*What is asked*: Below are the records; collect from them each line containing the string "WorldShip".

--- BEGIN Stored rows ---

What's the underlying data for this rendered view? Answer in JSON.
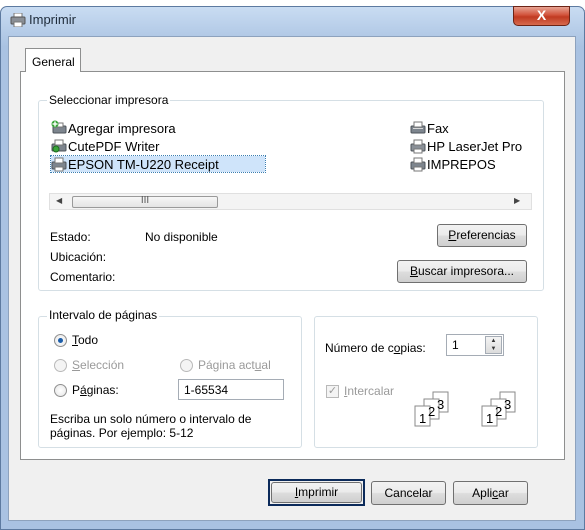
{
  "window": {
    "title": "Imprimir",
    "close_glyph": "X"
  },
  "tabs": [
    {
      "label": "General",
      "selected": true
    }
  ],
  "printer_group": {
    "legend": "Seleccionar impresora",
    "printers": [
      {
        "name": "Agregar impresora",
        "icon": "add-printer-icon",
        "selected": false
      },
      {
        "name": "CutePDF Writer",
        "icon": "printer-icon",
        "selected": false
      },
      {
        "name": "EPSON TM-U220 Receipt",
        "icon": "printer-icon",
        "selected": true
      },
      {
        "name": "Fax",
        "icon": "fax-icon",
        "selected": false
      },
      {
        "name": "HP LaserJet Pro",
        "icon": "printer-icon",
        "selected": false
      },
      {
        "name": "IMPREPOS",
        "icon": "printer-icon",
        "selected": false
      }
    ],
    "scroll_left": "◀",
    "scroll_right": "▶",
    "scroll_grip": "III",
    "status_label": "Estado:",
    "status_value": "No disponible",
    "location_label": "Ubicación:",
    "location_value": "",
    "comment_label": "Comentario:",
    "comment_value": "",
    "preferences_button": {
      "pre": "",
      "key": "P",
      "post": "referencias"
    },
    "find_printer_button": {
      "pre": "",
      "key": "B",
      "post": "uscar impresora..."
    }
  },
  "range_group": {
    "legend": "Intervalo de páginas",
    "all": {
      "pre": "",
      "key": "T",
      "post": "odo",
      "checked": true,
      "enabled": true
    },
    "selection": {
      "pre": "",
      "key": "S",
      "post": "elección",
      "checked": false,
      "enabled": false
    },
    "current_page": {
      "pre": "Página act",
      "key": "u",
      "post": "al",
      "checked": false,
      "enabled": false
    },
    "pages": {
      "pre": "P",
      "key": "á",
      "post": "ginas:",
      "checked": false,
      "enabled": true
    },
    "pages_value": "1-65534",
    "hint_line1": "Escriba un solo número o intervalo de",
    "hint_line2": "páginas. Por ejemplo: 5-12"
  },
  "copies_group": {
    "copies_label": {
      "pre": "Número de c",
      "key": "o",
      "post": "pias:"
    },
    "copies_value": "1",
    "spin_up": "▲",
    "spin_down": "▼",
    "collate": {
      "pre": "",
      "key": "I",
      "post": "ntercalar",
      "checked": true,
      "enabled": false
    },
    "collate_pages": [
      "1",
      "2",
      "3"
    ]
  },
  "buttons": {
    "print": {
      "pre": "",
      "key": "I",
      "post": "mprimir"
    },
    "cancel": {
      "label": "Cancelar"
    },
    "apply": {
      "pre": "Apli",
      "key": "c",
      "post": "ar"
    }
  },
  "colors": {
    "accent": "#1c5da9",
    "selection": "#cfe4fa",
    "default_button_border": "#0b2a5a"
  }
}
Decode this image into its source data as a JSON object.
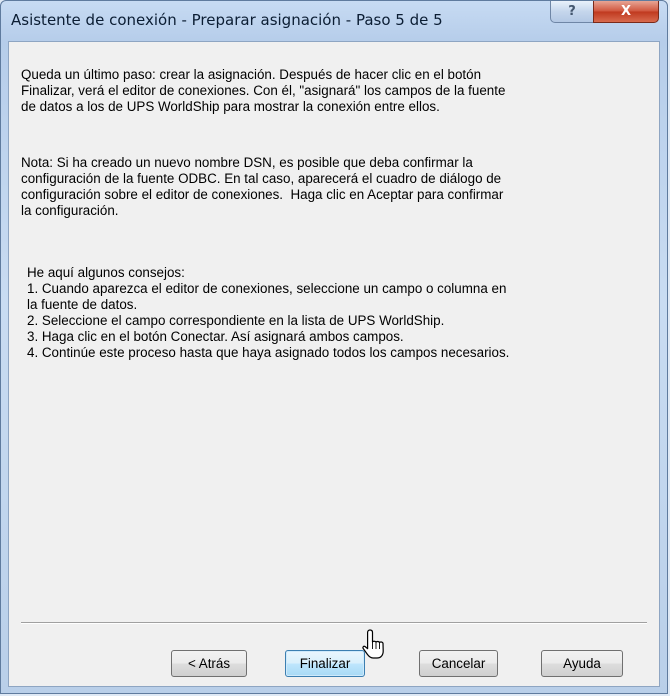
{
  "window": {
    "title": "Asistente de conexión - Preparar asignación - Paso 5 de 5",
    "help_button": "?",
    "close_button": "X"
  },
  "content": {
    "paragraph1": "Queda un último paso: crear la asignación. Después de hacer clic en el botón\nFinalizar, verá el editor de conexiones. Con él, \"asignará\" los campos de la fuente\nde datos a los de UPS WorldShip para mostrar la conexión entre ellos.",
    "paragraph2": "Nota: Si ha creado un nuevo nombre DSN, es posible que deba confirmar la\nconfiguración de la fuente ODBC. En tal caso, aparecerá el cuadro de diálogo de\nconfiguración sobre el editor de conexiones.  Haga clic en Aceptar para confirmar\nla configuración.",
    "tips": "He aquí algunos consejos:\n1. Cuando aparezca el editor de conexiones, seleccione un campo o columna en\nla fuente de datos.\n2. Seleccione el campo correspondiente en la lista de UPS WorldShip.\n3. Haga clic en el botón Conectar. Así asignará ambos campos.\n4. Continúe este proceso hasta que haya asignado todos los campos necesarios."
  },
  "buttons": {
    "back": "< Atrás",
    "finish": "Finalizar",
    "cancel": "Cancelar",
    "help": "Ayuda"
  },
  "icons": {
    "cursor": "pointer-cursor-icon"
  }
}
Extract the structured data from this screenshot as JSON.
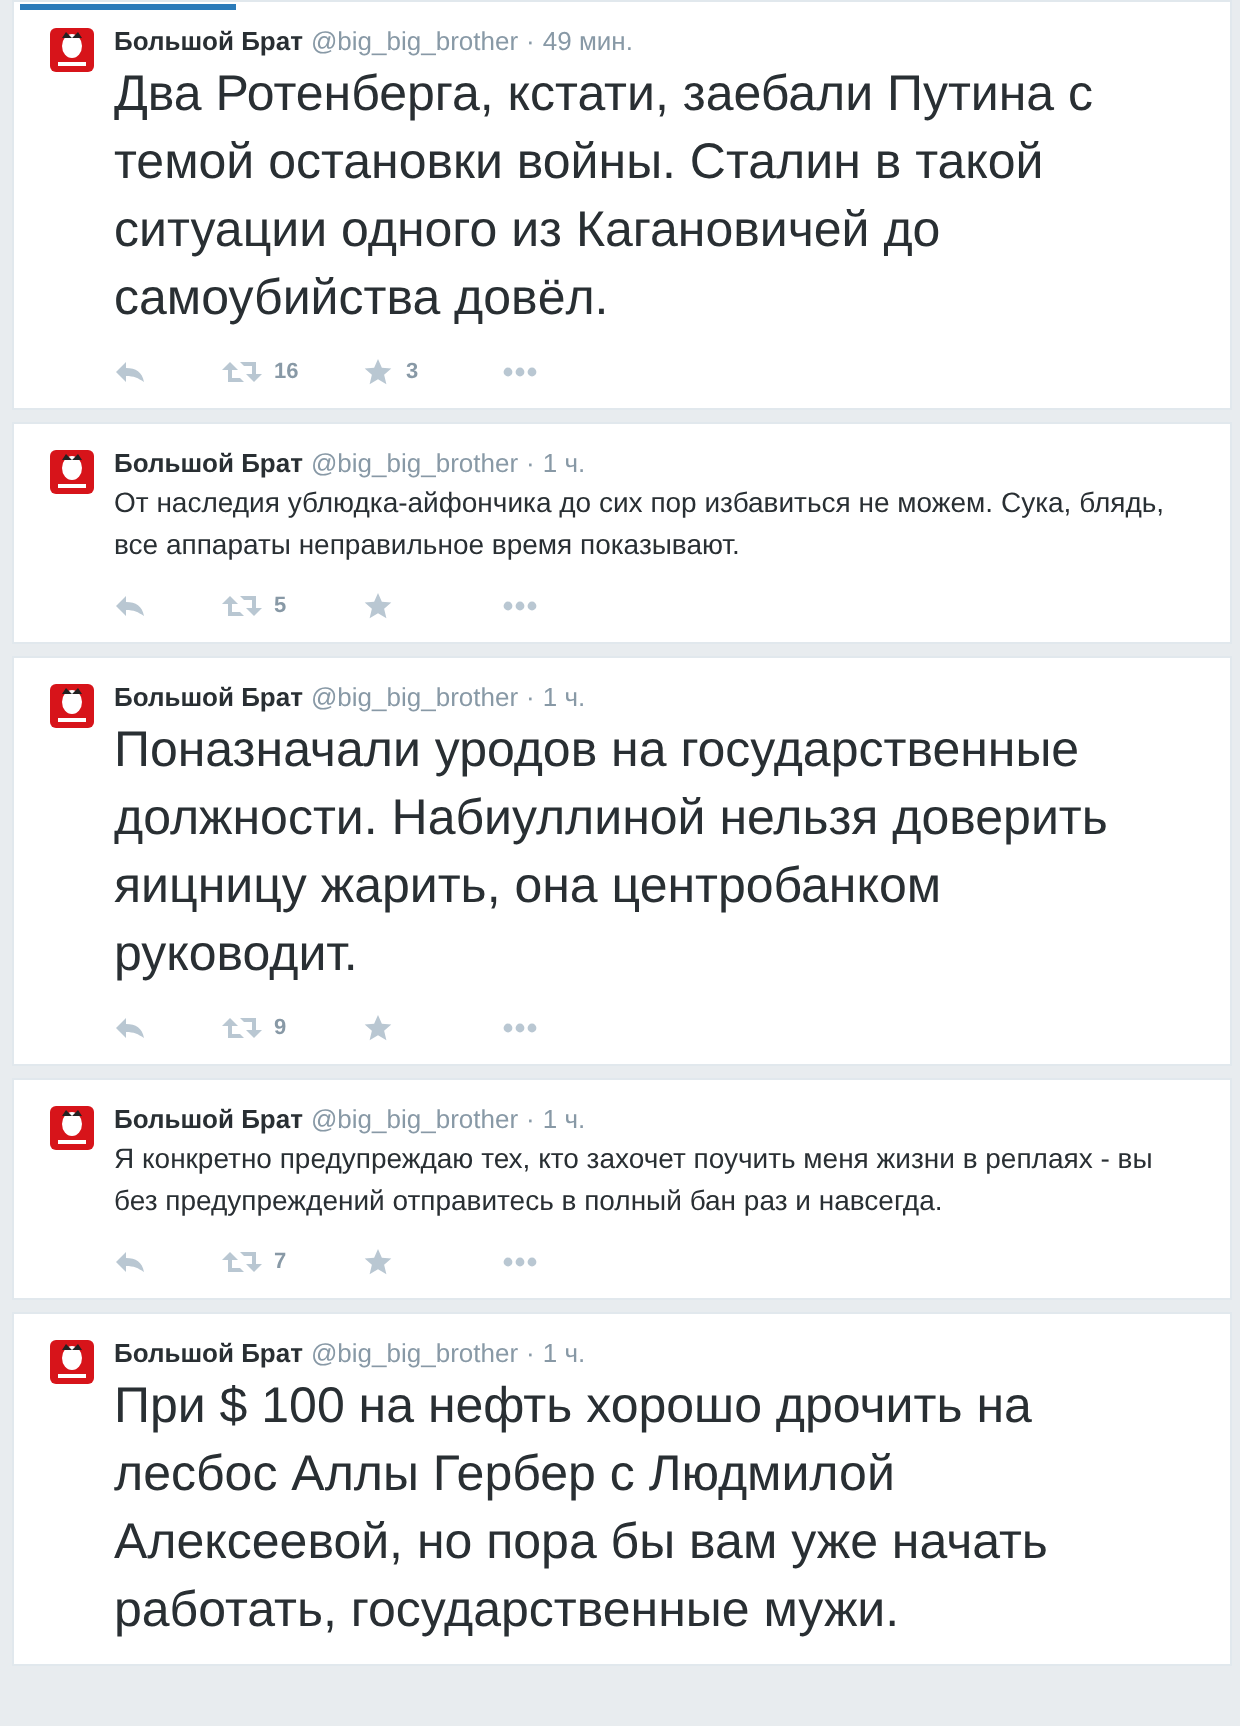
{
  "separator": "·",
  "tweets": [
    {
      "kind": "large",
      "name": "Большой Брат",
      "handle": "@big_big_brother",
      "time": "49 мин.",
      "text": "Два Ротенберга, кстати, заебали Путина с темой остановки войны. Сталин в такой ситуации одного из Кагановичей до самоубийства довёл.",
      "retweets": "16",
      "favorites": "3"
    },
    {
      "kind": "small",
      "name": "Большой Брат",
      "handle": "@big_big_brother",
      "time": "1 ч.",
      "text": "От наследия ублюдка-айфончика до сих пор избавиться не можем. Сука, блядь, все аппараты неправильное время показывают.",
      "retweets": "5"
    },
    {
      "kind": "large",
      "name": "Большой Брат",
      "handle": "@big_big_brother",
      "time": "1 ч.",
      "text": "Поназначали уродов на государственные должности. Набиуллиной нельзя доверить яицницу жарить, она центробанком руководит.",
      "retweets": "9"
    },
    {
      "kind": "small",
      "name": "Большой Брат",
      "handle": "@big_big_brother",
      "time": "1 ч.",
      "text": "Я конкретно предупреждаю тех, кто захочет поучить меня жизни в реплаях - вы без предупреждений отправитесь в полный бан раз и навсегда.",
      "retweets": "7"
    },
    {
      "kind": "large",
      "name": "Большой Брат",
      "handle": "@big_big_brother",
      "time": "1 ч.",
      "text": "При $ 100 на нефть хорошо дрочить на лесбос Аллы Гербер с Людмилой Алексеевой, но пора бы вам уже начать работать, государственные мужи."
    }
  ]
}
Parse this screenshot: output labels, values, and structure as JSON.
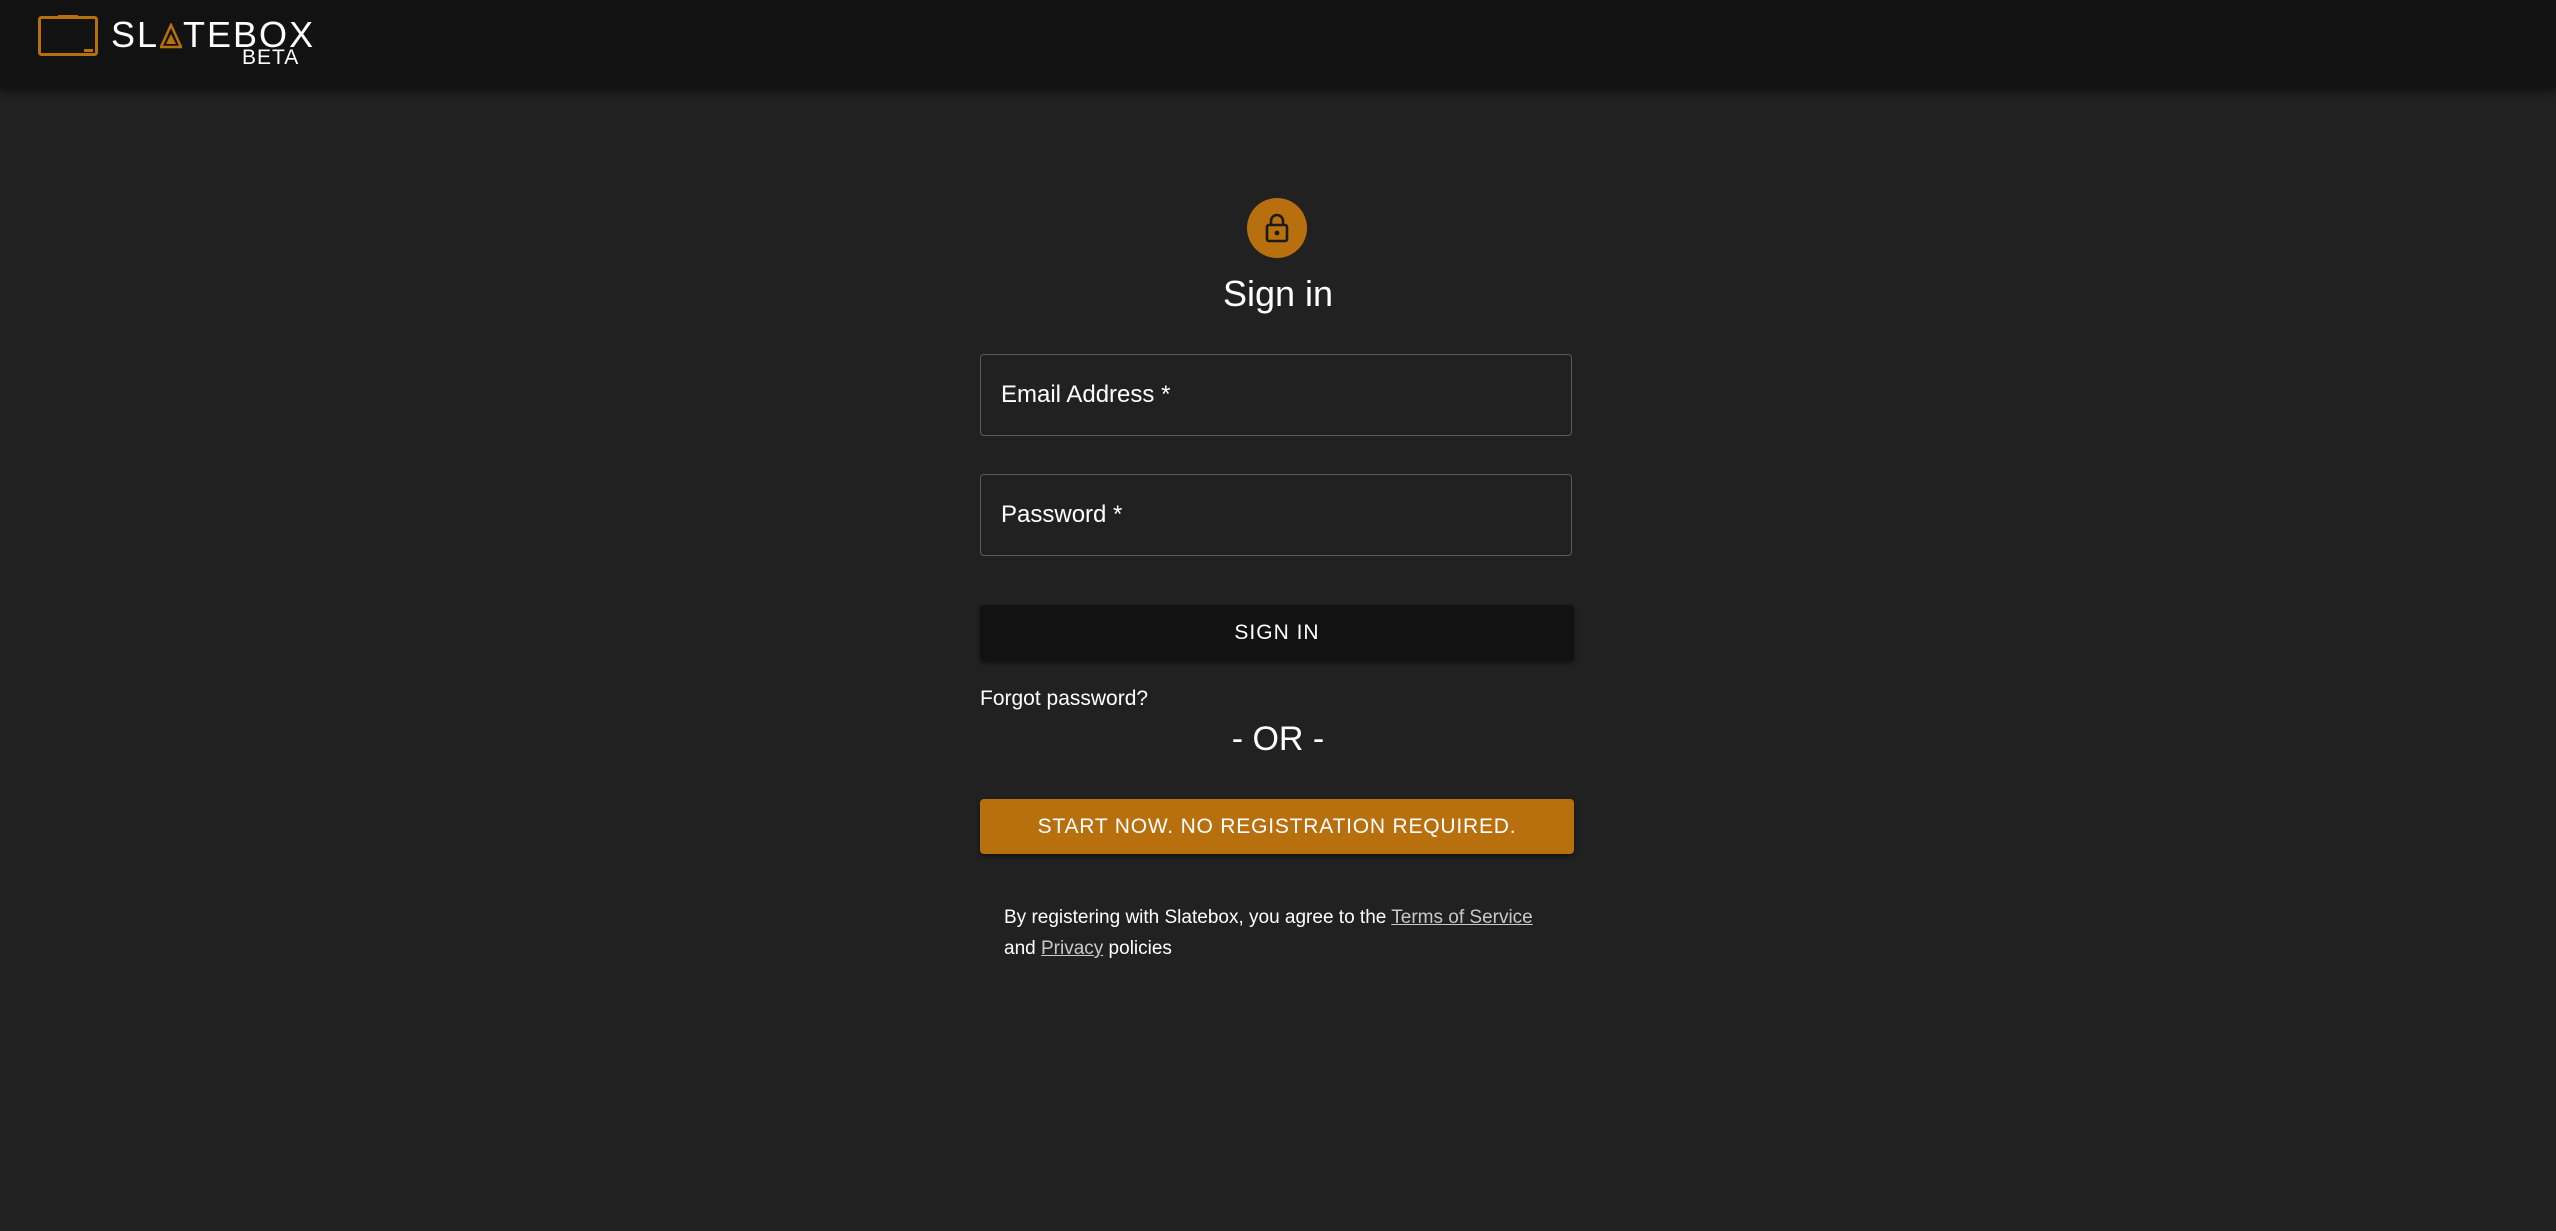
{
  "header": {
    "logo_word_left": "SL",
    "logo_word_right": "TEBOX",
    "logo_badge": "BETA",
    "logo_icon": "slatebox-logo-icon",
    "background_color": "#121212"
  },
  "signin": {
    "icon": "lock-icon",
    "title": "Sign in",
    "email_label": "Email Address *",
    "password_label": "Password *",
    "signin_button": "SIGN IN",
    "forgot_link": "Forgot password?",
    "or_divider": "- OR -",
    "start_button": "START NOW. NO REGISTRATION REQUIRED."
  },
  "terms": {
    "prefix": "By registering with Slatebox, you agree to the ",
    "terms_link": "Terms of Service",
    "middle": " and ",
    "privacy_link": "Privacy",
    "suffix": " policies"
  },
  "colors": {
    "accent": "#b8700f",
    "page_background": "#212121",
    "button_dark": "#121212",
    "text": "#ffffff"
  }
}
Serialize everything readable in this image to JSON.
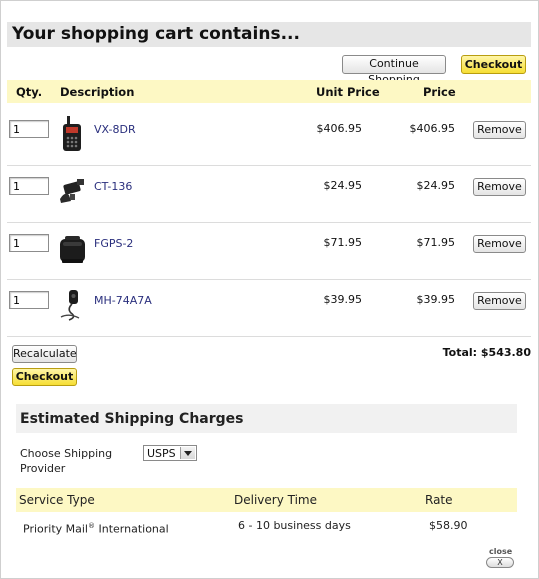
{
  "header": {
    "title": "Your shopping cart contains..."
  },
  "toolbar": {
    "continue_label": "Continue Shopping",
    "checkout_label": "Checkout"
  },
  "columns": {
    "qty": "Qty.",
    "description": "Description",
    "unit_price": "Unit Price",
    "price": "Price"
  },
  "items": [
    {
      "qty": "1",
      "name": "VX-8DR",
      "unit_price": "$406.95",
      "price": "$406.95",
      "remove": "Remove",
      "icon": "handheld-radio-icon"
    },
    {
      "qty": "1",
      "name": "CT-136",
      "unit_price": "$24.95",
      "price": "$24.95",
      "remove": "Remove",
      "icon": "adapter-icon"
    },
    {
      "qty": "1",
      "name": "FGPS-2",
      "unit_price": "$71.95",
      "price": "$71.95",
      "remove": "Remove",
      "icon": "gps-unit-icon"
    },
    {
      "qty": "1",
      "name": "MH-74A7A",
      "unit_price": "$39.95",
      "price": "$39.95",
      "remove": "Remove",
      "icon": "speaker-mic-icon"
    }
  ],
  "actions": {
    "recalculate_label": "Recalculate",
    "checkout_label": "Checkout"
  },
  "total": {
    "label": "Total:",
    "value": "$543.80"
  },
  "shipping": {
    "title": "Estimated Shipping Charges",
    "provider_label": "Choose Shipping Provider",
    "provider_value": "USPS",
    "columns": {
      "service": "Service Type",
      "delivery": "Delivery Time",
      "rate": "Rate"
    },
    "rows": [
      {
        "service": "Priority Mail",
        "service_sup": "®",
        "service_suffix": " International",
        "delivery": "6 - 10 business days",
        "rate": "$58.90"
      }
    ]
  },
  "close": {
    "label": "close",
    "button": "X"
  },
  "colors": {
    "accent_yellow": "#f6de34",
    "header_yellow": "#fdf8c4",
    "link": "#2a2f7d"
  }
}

--- END Stored rows ---

*Task answer*:
    "paragraph1": "Queda un último paso: crear la asignación. Después de hacer clic en el botón\nFinalizar, verá el editor de conexiones. Con él, \"asignará\" los campos de la fuente\nde datos a los de UPS WorldShip para mostrar la conexión entre ellos.",
    "tips": "He aquí algunos consejos:\n1. Cuando aparezca el editor de conexiones, seleccione un campo o columna en\nla fuente de datos.\n2. Seleccione el campo correspondiente en la lista de UPS WorldShip.\n3. Haga clic en el botón Conectar. Así asignará ambos campos.\n4. Continúe este proceso hasta que haya asignado todos los campos necesarios."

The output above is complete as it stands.